Copy the rows word for word, from the first row through the line that contains "clear-cache-button[interactable]: 🗑 清除缓存", including that line.

Element box annotation rows:

════

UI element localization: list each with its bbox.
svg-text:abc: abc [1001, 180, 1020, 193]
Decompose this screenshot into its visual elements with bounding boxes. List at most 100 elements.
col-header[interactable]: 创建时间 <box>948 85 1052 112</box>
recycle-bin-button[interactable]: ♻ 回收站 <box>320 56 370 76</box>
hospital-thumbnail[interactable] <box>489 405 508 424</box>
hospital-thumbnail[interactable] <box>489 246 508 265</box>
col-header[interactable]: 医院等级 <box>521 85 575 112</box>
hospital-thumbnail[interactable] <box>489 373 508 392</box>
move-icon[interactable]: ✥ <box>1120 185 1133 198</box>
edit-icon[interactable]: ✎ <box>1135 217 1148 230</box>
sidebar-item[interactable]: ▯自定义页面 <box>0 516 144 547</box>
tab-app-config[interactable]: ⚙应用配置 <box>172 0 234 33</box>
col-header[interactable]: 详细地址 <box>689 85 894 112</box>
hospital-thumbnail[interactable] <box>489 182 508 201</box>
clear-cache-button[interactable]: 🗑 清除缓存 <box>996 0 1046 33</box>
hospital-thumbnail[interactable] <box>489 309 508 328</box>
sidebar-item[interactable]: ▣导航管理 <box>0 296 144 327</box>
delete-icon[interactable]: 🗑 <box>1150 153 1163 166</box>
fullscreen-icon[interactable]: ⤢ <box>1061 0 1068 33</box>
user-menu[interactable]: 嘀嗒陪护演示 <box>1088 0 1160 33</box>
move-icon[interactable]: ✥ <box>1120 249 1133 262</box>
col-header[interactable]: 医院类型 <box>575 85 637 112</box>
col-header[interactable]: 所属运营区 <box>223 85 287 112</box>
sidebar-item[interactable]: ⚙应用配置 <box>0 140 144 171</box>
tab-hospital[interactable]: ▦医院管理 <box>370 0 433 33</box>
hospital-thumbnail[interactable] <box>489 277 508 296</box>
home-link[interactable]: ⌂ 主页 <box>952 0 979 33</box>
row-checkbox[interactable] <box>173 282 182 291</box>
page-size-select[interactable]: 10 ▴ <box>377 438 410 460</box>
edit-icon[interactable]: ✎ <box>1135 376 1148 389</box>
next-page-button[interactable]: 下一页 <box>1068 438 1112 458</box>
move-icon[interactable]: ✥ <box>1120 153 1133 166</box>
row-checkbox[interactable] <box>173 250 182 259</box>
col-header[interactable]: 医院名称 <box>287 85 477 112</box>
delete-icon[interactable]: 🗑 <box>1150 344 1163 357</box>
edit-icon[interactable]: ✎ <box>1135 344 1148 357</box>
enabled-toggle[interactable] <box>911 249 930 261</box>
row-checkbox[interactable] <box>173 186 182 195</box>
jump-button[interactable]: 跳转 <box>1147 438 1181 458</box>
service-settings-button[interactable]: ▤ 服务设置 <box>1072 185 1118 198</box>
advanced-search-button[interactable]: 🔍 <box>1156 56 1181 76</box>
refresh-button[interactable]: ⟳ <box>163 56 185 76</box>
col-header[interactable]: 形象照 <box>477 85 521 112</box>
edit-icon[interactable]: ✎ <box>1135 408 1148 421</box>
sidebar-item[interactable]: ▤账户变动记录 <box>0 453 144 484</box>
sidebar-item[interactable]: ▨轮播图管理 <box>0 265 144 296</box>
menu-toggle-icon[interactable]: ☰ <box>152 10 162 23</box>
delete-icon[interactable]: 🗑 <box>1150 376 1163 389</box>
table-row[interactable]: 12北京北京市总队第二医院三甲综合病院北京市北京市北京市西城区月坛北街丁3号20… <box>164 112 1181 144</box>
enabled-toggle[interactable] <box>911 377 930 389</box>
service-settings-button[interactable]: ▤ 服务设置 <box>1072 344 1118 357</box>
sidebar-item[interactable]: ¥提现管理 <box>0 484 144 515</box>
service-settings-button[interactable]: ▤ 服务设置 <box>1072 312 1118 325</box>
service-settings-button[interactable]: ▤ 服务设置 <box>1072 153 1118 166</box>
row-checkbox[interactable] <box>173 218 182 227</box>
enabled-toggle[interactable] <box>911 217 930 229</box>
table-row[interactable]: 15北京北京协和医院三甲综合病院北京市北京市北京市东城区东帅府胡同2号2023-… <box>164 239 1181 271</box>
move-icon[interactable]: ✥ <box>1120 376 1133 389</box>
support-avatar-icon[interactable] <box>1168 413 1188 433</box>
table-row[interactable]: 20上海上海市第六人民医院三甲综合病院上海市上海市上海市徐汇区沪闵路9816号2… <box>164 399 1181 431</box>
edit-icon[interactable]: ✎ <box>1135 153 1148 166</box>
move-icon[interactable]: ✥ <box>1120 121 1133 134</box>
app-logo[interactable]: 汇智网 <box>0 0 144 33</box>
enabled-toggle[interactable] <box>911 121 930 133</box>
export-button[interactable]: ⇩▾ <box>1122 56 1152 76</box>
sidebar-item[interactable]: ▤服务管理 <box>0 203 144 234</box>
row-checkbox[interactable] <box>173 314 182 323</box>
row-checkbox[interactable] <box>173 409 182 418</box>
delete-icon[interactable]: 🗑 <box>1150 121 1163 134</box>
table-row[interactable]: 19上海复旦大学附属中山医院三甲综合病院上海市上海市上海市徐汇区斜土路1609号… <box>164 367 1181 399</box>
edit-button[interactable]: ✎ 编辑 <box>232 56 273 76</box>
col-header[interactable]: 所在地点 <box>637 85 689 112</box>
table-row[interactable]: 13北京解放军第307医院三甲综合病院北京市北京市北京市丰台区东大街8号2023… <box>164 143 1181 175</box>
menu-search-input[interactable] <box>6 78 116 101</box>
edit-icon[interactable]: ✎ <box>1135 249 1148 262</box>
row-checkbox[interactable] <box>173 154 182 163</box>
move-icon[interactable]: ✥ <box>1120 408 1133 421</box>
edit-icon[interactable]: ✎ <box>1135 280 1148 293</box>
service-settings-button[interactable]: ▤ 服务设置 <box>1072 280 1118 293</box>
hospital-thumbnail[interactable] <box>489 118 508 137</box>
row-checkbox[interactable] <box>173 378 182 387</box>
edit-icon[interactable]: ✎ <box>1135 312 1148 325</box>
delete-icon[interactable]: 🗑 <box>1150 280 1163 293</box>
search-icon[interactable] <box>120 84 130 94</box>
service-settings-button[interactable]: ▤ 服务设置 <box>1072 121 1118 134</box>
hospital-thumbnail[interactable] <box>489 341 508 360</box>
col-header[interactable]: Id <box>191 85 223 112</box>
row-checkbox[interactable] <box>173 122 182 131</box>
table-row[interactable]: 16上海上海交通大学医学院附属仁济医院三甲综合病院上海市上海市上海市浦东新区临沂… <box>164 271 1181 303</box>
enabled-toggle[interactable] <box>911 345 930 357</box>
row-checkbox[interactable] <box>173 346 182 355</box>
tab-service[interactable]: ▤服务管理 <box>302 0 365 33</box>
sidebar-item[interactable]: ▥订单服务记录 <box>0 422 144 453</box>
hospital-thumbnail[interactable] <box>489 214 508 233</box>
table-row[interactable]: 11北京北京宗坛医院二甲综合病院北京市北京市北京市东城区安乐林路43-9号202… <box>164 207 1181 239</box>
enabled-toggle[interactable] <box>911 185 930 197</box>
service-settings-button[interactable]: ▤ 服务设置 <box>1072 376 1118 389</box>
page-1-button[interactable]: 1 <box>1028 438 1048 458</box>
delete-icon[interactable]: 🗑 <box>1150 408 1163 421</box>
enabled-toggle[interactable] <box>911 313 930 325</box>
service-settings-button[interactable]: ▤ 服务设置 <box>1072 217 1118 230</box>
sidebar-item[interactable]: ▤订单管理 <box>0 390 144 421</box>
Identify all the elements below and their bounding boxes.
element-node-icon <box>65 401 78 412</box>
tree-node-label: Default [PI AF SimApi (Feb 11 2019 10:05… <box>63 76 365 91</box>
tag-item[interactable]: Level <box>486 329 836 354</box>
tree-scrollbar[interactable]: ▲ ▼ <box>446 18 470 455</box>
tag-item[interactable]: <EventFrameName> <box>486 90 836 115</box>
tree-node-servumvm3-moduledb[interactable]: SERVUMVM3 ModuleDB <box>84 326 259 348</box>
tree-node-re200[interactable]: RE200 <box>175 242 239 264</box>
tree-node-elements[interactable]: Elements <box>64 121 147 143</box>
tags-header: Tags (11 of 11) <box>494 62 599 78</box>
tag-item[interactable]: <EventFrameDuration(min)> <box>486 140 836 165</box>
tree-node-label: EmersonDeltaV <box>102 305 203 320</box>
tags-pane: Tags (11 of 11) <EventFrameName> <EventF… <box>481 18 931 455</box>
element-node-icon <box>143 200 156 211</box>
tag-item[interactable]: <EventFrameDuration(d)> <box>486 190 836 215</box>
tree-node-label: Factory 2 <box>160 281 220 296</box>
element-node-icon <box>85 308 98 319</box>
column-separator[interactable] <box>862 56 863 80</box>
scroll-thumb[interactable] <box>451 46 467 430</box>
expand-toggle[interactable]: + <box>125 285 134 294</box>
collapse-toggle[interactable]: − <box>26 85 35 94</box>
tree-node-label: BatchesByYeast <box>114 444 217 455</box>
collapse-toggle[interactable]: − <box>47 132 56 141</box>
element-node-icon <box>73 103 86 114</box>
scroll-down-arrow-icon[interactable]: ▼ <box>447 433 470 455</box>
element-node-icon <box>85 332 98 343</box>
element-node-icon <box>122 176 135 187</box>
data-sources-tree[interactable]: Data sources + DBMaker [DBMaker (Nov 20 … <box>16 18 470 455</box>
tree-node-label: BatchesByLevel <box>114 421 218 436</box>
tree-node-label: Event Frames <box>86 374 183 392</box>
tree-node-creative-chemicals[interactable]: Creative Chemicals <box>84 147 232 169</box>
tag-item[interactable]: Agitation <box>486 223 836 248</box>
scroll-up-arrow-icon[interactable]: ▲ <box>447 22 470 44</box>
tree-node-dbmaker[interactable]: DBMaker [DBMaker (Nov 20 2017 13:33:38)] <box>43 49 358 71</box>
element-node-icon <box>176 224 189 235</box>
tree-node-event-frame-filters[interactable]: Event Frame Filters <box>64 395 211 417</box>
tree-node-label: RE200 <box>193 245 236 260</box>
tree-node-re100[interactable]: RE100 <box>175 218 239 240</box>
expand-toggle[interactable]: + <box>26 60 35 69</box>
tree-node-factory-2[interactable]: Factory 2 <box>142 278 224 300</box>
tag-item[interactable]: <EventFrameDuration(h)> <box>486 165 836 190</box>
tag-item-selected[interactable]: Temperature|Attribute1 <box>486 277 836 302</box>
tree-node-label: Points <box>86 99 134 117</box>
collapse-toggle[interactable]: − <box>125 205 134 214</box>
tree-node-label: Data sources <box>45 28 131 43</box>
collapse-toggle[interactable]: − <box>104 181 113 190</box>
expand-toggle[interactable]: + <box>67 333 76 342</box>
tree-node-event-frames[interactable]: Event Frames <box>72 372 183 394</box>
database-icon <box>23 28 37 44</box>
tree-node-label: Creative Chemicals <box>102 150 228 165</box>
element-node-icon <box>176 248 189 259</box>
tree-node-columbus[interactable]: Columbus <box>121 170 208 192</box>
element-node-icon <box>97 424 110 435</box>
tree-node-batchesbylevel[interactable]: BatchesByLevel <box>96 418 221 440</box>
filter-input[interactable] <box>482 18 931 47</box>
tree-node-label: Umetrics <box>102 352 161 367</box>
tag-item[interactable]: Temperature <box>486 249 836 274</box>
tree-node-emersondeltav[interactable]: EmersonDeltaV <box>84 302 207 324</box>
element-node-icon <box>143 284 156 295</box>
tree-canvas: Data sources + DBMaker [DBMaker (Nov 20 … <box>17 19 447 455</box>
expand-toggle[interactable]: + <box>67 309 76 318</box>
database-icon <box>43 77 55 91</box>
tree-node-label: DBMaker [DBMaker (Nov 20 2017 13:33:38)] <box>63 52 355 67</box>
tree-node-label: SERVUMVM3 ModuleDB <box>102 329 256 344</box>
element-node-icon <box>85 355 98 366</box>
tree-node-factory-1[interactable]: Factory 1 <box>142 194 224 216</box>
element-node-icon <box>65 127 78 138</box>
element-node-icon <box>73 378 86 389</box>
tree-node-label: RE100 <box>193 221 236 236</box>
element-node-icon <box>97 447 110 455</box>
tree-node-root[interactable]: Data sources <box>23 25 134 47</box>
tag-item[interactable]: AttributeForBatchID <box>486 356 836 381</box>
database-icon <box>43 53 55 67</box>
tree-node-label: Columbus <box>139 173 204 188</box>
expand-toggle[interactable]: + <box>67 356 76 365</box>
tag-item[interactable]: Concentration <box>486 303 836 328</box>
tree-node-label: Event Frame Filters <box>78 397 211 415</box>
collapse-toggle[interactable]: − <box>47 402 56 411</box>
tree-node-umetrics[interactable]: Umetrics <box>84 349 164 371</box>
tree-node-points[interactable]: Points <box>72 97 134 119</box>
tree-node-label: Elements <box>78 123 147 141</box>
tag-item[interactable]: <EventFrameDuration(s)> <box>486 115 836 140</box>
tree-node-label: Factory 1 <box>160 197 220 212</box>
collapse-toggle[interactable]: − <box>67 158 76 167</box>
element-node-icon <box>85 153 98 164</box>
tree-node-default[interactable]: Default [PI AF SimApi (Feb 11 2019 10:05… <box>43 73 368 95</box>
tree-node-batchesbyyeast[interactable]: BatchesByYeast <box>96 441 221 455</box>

════

→ SOLUTION BELOW:
UI element localization: list each with its bbox.
svg-text:abc: abc [1001, 180, 1020, 193]
Decompose this screenshot into its visual elements with bounding boxes. List at most 100 elements.
col-header[interactable]: 创建时间 <box>948 85 1052 112</box>
recycle-bin-button[interactable]: ♻ 回收站 <box>320 56 370 76</box>
hospital-thumbnail[interactable] <box>489 405 508 424</box>
hospital-thumbnail[interactable] <box>489 246 508 265</box>
col-header[interactable]: 医院等级 <box>521 85 575 112</box>
hospital-thumbnail[interactable] <box>489 373 508 392</box>
move-icon[interactable]: ✥ <box>1120 185 1133 198</box>
edit-icon[interactable]: ✎ <box>1135 217 1148 230</box>
sidebar-item[interactable]: ▯自定义页面 <box>0 516 144 547</box>
tab-app-config[interactable]: ⚙应用配置 <box>172 0 234 33</box>
col-header[interactable]: 详细地址 <box>689 85 894 112</box>
hospital-thumbnail[interactable] <box>489 182 508 201</box>
clear-cache-button[interactable]: 🗑 清除缓存 <box>996 0 1046 33</box>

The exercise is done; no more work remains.